EXERCISE DETAILS:
Skip all pictures, then print the remaining material exactly.
-- begin DATA RECORDS --
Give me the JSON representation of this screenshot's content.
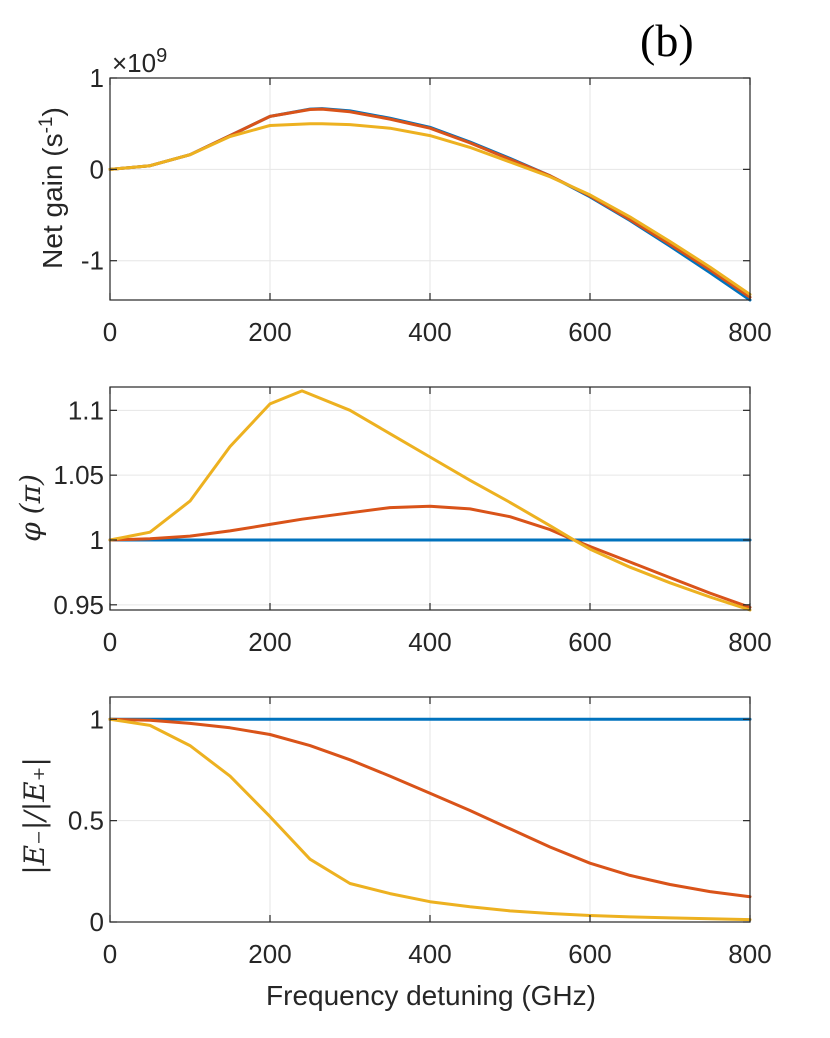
{
  "panel_tag": "(b)",
  "colors": {
    "series1": "#0072BD",
    "series2": "#D95319",
    "series3": "#EDB120"
  },
  "chart_data": [
    {
      "type": "line",
      "id": "net-gain",
      "title": "",
      "xlabel": "",
      "ylabel": "Net gain (s",
      "ylabel_sup": "-1",
      "ylabel_close": ")",
      "exponent_label": "×10",
      "exponent_power": "9",
      "xlim": [
        0,
        800
      ],
      "ylim": [
        -1.43,
        1.0
      ],
      "xticks": [
        0,
        200,
        400,
        600,
        800
      ],
      "xtick_labels": [
        "0",
        "200",
        "400",
        "600",
        "800"
      ],
      "yticks": [
        1,
        0,
        -1
      ],
      "ytick_labels": [
        "1",
        "0",
        "-1"
      ],
      "grid": true,
      "x": [
        0,
        50,
        100,
        150,
        200,
        250,
        265,
        300,
        350,
        400,
        450,
        500,
        550,
        600,
        650,
        700,
        750,
        800
      ],
      "series": [
        {
          "name": "series 1",
          "values": [
            0.0,
            0.04,
            0.16,
            0.37,
            0.58,
            0.66,
            0.665,
            0.64,
            0.56,
            0.46,
            0.3,
            0.12,
            -0.07,
            -0.3,
            -0.56,
            -0.84,
            -1.13,
            -1.43
          ]
        },
        {
          "name": "series 2",
          "values": [
            0.0,
            0.04,
            0.16,
            0.37,
            0.58,
            0.655,
            0.66,
            0.63,
            0.55,
            0.45,
            0.29,
            0.11,
            -0.07,
            -0.29,
            -0.55,
            -0.82,
            -1.1,
            -1.4
          ]
        },
        {
          "name": "series 3",
          "values": [
            0.0,
            0.04,
            0.16,
            0.36,
            0.48,
            0.5,
            0.5,
            0.49,
            0.45,
            0.37,
            0.24,
            0.08,
            -0.08,
            -0.28,
            -0.52,
            -0.79,
            -1.07,
            -1.37
          ]
        }
      ]
    },
    {
      "type": "line",
      "id": "phase",
      "title": "",
      "xlabel": "",
      "ylabel_symbol": "φ",
      "ylabel_unit": "(π)",
      "xlim": [
        0,
        800
      ],
      "ylim": [
        0.946,
        1.118
      ],
      "xticks": [
        0,
        200,
        400,
        600,
        800
      ],
      "xtick_labels": [
        "0",
        "200",
        "400",
        "600",
        "800"
      ],
      "yticks": [
        1.1,
        1.05,
        1,
        0.95
      ],
      "ytick_labels": [
        "1.1",
        "1.05",
        "1",
        "0.95"
      ],
      "grid": true,
      "x": [
        0,
        50,
        100,
        150,
        200,
        240,
        300,
        350,
        400,
        450,
        500,
        550,
        580,
        600,
        650,
        700,
        750,
        800
      ],
      "series": [
        {
          "name": "series 1",
          "values": [
            1.0,
            1.0,
            1.0,
            1.0,
            1.0,
            1.0,
            1.0,
            1.0,
            1.0,
            1.0,
            1.0,
            1.0,
            1.0,
            1.0,
            1.0,
            1.0,
            1.0,
            1.0
          ]
        },
        {
          "name": "series 2",
          "values": [
            1.0,
            1.001,
            1.003,
            1.007,
            1.012,
            1.016,
            1.021,
            1.025,
            1.026,
            1.024,
            1.018,
            1.008,
            1.0,
            0.995,
            0.983,
            0.971,
            0.959,
            0.948
          ]
        },
        {
          "name": "series 3",
          "values": [
            1.0,
            1.006,
            1.03,
            1.072,
            1.105,
            1.115,
            1.1,
            1.082,
            1.064,
            1.046,
            1.029,
            1.011,
            1.0,
            0.993,
            0.979,
            0.967,
            0.956,
            0.946
          ]
        }
      ]
    },
    {
      "type": "line",
      "id": "ratio",
      "title": "",
      "xlabel": "Frequency detuning (GHz)",
      "ylabel": "|E₋|/|E₊|",
      "xlim": [
        0,
        800
      ],
      "ylim": [
        0,
        1.11
      ],
      "xticks": [
        0,
        200,
        400,
        600,
        800
      ],
      "xtick_labels": [
        "0",
        "200",
        "400",
        "600",
        "800"
      ],
      "yticks": [
        1,
        0.5,
        0
      ],
      "ytick_labels": [
        "1",
        "0.5",
        "0"
      ],
      "grid": true,
      "x": [
        0,
        50,
        100,
        150,
        200,
        250,
        300,
        350,
        400,
        450,
        500,
        550,
        600,
        650,
        700,
        750,
        800
      ],
      "series": [
        {
          "name": "series 1",
          "values": [
            1.0,
            1.0,
            1.0,
            1.0,
            1.0,
            1.0,
            1.0,
            1.0,
            1.0,
            1.0,
            1.0,
            1.0,
            1.0,
            1.0,
            1.0,
            1.0,
            1.0
          ]
        },
        {
          "name": "series 2",
          "values": [
            1.0,
            0.995,
            0.98,
            0.958,
            0.925,
            0.87,
            0.8,
            0.72,
            0.635,
            0.55,
            0.46,
            0.37,
            0.29,
            0.23,
            0.185,
            0.15,
            0.125
          ]
        },
        {
          "name": "series 3",
          "values": [
            1.0,
            0.97,
            0.87,
            0.72,
            0.52,
            0.31,
            0.19,
            0.14,
            0.1,
            0.075,
            0.055,
            0.042,
            0.032,
            0.025,
            0.02,
            0.016,
            0.012
          ]
        }
      ]
    }
  ]
}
-- end DATA RECORDS --
WRITTEN SOLUTION:
Give me the JSON representation of this screenshot's content.
{
  "panel_tag": "(b)",
  "colors": {
    "series1": "#0072BD",
    "series2": "#D95319",
    "series3": "#EDB120"
  },
  "chart_data": [
    {
      "type": "line",
      "id": "net-gain",
      "title": "",
      "xlabel": "",
      "ylabel": "Net gain (s",
      "ylabel_sup": "-1",
      "ylabel_close": ")",
      "exponent_label": "×10",
      "exponent_power": "9",
      "xlim": [
        0,
        800
      ],
      "ylim": [
        -1.43,
        1.0
      ],
      "xticks": [
        0,
        200,
        400,
        600,
        800
      ],
      "xtick_labels": [
        "0",
        "200",
        "400",
        "600",
        "800"
      ],
      "yticks": [
        1,
        0,
        -1
      ],
      "ytick_labels": [
        "1",
        "0",
        "-1"
      ],
      "grid": true,
      "x": [
        0,
        50,
        100,
        150,
        200,
        250,
        265,
        300,
        350,
        400,
        450,
        500,
        550,
        600,
        650,
        700,
        750,
        800
      ],
      "series": [
        {
          "name": "series 1",
          "values": [
            0.0,
            0.04,
            0.16,
            0.37,
            0.58,
            0.66,
            0.665,
            0.64,
            0.56,
            0.46,
            0.3,
            0.12,
            -0.07,
            -0.3,
            -0.56,
            -0.84,
            -1.13,
            -1.43
          ]
        },
        {
          "name": "series 2",
          "values": [
            0.0,
            0.04,
            0.16,
            0.37,
            0.58,
            0.655,
            0.66,
            0.63,
            0.55,
            0.45,
            0.29,
            0.11,
            -0.07,
            -0.29,
            -0.55,
            -0.82,
            -1.1,
            -1.4
          ]
        },
        {
          "name": "series 3",
          "values": [
            0.0,
            0.04,
            0.16,
            0.36,
            0.48,
            0.5,
            0.5,
            0.49,
            0.45,
            0.37,
            0.24,
            0.08,
            -0.08,
            -0.28,
            -0.52,
            -0.79,
            -1.07,
            -1.37
          ]
        }
      ]
    },
    {
      "type": "line",
      "id": "phase",
      "title": "",
      "xlabel": "",
      "ylabel_symbol": "φ",
      "ylabel_unit": "(π)",
      "xlim": [
        0,
        800
      ],
      "ylim": [
        0.946,
        1.118
      ],
      "xticks": [
        0,
        200,
        400,
        600,
        800
      ],
      "xtick_labels": [
        "0",
        "200",
        "400",
        "600",
        "800"
      ],
      "yticks": [
        1.1,
        1.05,
        1,
        0.95
      ],
      "ytick_labels": [
        "1.1",
        "1.05",
        "1",
        "0.95"
      ],
      "grid": true,
      "x": [
        0,
        50,
        100,
        150,
        200,
        240,
        300,
        350,
        400,
        450,
        500,
        550,
        580,
        600,
        650,
        700,
        750,
        800
      ],
      "series": [
        {
          "name": "series 1",
          "values": [
            1.0,
            1.0,
            1.0,
            1.0,
            1.0,
            1.0,
            1.0,
            1.0,
            1.0,
            1.0,
            1.0,
            1.0,
            1.0,
            1.0,
            1.0,
            1.0,
            1.0,
            1.0
          ]
        },
        {
          "name": "series 2",
          "values": [
            1.0,
            1.001,
            1.003,
            1.007,
            1.012,
            1.016,
            1.021,
            1.025,
            1.026,
            1.024,
            1.018,
            1.008,
            1.0,
            0.995,
            0.983,
            0.971,
            0.959,
            0.948
          ]
        },
        {
          "name": "series 3",
          "values": [
            1.0,
            1.006,
            1.03,
            1.072,
            1.105,
            1.115,
            1.1,
            1.082,
            1.064,
            1.046,
            1.029,
            1.011,
            1.0,
            0.993,
            0.979,
            0.967,
            0.956,
            0.946
          ]
        }
      ]
    },
    {
      "type": "line",
      "id": "ratio",
      "title": "",
      "xlabel": "Frequency detuning (GHz)",
      "ylabel": "|E₋|/|E₊|",
      "xlim": [
        0,
        800
      ],
      "ylim": [
        0,
        1.11
      ],
      "xticks": [
        0,
        200,
        400,
        600,
        800
      ],
      "xtick_labels": [
        "0",
        "200",
        "400",
        "600",
        "800"
      ],
      "yticks": [
        1,
        0.5,
        0
      ],
      "ytick_labels": [
        "1",
        "0.5",
        "0"
      ],
      "grid": true,
      "x": [
        0,
        50,
        100,
        150,
        200,
        250,
        300,
        350,
        400,
        450,
        500,
        550,
        600,
        650,
        700,
        750,
        800
      ],
      "series": [
        {
          "name": "series 1",
          "values": [
            1.0,
            1.0,
            1.0,
            1.0,
            1.0,
            1.0,
            1.0,
            1.0,
            1.0,
            1.0,
            1.0,
            1.0,
            1.0,
            1.0,
            1.0,
            1.0,
            1.0
          ]
        },
        {
          "name": "series 2",
          "values": [
            1.0,
            0.995,
            0.98,
            0.958,
            0.925,
            0.87,
            0.8,
            0.72,
            0.635,
            0.55,
            0.46,
            0.37,
            0.29,
            0.23,
            0.185,
            0.15,
            0.125
          ]
        },
        {
          "name": "series 3",
          "values": [
            1.0,
            0.97,
            0.87,
            0.72,
            0.52,
            0.31,
            0.19,
            0.14,
            0.1,
            0.075,
            0.055,
            0.042,
            0.032,
            0.025,
            0.02,
            0.016,
            0.012
          ]
        }
      ]
    }
  ]
}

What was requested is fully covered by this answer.